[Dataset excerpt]
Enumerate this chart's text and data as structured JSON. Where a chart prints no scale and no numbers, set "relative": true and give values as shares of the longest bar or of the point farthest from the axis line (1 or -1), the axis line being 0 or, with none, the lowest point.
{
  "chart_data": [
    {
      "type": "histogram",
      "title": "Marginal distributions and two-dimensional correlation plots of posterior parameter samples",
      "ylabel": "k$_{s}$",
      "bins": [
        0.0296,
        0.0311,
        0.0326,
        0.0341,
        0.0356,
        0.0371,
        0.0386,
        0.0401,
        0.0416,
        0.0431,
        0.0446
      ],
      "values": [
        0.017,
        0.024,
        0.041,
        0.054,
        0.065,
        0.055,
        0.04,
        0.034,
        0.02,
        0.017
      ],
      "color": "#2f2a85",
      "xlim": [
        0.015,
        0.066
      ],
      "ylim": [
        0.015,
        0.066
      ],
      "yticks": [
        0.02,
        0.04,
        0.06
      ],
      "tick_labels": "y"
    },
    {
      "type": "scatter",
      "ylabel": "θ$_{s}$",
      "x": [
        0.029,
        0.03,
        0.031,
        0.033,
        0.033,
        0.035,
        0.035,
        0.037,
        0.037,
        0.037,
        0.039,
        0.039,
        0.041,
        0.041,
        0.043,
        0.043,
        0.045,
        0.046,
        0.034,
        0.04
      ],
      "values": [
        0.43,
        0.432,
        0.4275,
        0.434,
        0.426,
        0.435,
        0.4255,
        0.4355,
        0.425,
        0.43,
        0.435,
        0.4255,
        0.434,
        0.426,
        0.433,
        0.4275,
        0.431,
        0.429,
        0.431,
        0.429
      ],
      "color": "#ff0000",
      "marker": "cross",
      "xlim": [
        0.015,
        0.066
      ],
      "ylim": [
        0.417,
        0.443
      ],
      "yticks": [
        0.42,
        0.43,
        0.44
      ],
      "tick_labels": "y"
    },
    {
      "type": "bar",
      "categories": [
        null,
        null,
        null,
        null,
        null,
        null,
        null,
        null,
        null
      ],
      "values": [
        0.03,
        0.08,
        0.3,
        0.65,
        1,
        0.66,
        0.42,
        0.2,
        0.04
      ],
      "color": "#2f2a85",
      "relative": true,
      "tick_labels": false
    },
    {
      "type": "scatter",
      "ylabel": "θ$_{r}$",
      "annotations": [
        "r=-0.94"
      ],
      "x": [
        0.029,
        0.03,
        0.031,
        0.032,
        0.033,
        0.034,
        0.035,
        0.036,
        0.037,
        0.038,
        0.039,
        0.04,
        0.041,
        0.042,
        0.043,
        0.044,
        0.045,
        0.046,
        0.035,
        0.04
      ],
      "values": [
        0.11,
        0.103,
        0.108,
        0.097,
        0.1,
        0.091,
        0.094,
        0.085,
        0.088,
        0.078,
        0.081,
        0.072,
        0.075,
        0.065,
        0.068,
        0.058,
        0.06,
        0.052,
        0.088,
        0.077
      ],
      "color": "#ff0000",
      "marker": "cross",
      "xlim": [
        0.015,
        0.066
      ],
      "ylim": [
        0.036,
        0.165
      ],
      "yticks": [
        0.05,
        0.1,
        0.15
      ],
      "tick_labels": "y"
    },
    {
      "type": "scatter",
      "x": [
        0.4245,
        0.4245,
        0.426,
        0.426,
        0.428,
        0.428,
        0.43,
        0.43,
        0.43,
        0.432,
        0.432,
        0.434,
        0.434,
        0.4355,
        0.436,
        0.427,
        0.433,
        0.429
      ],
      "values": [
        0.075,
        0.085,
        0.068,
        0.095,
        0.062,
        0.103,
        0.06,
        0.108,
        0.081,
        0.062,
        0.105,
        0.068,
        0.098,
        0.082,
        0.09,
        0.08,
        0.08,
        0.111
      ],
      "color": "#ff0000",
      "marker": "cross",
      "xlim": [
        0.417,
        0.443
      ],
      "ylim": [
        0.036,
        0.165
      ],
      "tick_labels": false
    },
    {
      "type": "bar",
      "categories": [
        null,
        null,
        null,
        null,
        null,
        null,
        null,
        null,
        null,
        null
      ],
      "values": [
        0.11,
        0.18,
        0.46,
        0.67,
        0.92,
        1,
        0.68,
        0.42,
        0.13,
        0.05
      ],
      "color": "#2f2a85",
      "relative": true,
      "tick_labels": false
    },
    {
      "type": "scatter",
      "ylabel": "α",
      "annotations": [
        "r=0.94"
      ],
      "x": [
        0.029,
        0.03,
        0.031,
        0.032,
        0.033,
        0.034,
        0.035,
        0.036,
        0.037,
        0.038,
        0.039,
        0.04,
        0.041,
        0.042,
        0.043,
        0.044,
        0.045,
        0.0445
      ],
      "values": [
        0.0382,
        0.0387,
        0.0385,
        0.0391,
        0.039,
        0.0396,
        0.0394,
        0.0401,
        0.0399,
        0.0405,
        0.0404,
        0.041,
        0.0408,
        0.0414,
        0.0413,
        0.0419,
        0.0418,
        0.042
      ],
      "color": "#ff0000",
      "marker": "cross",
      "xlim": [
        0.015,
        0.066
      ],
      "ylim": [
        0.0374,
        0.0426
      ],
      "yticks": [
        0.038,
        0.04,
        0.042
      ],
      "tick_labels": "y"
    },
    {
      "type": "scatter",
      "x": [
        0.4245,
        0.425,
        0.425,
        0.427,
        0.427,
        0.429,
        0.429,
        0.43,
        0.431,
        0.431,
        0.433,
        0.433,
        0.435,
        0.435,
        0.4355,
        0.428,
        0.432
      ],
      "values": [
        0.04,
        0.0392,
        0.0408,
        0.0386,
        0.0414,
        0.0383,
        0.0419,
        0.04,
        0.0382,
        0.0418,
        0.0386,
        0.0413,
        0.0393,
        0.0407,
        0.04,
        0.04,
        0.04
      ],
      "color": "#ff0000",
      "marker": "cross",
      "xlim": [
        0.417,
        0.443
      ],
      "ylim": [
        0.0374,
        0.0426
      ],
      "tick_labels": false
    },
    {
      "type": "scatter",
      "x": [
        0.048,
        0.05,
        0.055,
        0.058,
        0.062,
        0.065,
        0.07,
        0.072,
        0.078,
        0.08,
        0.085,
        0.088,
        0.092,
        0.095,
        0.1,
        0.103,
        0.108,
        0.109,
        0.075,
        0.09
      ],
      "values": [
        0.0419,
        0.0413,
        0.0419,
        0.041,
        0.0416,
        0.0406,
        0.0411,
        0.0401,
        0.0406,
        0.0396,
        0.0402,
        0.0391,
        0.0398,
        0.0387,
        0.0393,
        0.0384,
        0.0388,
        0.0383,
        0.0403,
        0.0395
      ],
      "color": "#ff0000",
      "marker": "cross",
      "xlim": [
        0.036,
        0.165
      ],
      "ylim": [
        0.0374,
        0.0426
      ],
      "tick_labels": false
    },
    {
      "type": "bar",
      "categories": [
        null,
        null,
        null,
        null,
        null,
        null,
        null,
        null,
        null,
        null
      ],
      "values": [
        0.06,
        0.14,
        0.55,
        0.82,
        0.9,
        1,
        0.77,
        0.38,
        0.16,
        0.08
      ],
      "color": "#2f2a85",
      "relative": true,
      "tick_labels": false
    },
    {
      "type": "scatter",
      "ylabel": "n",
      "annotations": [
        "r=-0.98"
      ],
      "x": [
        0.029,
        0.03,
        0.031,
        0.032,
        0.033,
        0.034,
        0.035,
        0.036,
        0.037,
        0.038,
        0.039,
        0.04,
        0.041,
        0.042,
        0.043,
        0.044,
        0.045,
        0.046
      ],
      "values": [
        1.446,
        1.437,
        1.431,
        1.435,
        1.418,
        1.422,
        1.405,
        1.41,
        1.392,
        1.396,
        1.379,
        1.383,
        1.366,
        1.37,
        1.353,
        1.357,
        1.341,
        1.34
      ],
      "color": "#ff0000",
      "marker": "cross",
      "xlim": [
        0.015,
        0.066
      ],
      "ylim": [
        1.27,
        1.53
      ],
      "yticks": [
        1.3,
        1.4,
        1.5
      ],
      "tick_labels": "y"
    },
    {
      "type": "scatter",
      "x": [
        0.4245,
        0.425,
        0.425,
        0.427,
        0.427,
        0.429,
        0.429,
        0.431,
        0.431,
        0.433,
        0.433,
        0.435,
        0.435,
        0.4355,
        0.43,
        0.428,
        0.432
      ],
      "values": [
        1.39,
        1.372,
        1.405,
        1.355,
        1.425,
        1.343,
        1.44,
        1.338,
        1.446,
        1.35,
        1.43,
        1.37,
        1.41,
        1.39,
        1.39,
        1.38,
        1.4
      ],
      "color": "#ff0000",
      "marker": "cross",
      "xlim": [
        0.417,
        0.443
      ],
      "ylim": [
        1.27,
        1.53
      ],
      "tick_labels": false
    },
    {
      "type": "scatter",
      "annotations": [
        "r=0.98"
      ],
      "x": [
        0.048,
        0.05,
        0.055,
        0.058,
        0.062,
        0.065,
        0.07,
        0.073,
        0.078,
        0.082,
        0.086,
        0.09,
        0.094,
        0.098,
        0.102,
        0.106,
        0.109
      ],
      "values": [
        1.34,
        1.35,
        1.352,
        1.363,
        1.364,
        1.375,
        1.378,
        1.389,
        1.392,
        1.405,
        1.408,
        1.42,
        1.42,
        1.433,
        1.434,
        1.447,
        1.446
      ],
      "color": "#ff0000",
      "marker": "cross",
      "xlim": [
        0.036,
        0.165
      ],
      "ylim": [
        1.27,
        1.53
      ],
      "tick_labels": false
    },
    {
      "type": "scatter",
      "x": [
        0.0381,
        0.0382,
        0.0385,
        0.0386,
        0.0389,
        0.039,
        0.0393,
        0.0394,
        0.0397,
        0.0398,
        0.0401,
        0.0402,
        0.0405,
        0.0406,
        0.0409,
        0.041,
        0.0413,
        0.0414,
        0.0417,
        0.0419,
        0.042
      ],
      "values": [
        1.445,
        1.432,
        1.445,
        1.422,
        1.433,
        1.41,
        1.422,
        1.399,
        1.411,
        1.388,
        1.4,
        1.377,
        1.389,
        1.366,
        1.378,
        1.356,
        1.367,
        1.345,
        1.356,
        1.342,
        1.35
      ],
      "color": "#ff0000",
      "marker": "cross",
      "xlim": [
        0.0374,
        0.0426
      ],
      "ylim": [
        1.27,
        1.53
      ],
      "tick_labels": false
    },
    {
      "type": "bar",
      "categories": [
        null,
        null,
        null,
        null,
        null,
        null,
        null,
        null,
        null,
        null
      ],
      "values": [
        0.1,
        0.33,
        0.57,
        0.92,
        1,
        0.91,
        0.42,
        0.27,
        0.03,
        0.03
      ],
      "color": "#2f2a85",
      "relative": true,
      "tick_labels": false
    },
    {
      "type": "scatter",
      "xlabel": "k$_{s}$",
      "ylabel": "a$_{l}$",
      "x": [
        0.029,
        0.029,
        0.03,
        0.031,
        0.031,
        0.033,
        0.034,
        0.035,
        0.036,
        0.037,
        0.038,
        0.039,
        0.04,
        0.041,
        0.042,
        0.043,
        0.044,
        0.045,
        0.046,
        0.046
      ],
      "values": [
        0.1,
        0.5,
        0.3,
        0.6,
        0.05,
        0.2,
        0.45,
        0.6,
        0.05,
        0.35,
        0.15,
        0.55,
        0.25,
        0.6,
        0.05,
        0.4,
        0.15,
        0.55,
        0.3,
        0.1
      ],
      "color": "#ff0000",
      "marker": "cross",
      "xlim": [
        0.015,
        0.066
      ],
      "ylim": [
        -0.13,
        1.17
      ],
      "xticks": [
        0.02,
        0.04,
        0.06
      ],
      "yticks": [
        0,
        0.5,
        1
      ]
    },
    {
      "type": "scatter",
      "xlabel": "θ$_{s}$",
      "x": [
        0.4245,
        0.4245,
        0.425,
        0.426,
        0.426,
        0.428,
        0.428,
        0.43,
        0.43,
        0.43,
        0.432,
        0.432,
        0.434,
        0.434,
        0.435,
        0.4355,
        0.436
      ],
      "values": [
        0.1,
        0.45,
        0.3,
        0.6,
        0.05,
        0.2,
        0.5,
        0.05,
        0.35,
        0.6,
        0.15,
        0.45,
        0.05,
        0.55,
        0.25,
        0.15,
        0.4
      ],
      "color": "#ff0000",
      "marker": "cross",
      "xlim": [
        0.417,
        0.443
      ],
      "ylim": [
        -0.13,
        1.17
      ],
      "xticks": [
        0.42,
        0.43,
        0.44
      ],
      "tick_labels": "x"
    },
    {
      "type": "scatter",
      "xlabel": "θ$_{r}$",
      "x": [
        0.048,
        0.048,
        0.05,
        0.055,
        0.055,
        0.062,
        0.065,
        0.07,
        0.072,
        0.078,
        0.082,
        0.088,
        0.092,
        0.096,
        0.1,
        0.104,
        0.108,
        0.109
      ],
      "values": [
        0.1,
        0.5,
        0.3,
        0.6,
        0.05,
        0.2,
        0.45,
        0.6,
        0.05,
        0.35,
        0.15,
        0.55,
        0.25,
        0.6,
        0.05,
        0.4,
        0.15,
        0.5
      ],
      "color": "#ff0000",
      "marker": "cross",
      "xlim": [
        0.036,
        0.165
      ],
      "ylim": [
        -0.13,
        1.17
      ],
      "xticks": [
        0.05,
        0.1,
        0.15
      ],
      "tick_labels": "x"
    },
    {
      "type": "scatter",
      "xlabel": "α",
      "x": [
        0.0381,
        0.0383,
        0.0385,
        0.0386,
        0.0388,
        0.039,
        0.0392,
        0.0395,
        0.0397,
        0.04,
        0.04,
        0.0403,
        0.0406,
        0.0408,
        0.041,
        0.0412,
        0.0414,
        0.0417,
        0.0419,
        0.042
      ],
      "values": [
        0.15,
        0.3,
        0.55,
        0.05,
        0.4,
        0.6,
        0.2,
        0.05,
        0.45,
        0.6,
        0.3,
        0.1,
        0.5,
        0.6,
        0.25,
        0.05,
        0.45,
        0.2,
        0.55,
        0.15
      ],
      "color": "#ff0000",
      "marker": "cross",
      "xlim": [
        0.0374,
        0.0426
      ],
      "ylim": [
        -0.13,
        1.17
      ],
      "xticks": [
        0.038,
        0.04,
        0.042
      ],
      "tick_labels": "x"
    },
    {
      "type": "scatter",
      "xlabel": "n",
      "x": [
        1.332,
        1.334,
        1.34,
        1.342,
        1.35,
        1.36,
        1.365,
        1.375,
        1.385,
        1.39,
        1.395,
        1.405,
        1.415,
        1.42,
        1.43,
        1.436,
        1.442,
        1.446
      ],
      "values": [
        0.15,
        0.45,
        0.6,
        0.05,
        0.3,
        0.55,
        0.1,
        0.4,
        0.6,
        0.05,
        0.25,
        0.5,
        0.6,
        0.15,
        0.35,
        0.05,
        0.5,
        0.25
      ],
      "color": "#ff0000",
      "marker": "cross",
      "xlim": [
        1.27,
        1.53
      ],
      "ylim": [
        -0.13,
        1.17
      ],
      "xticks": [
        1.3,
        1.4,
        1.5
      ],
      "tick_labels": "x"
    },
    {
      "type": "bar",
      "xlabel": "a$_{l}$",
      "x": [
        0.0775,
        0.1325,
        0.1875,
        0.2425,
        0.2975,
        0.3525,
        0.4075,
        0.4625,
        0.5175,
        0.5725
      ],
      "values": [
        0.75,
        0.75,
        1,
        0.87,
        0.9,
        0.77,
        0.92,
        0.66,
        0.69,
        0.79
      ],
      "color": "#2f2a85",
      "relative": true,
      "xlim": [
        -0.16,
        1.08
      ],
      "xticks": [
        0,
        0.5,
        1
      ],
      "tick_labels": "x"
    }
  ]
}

REQUIRED TASK: Count up every line above that has the word "ylabel" in it; answer with the number alone.

TASK RESPONSE: 6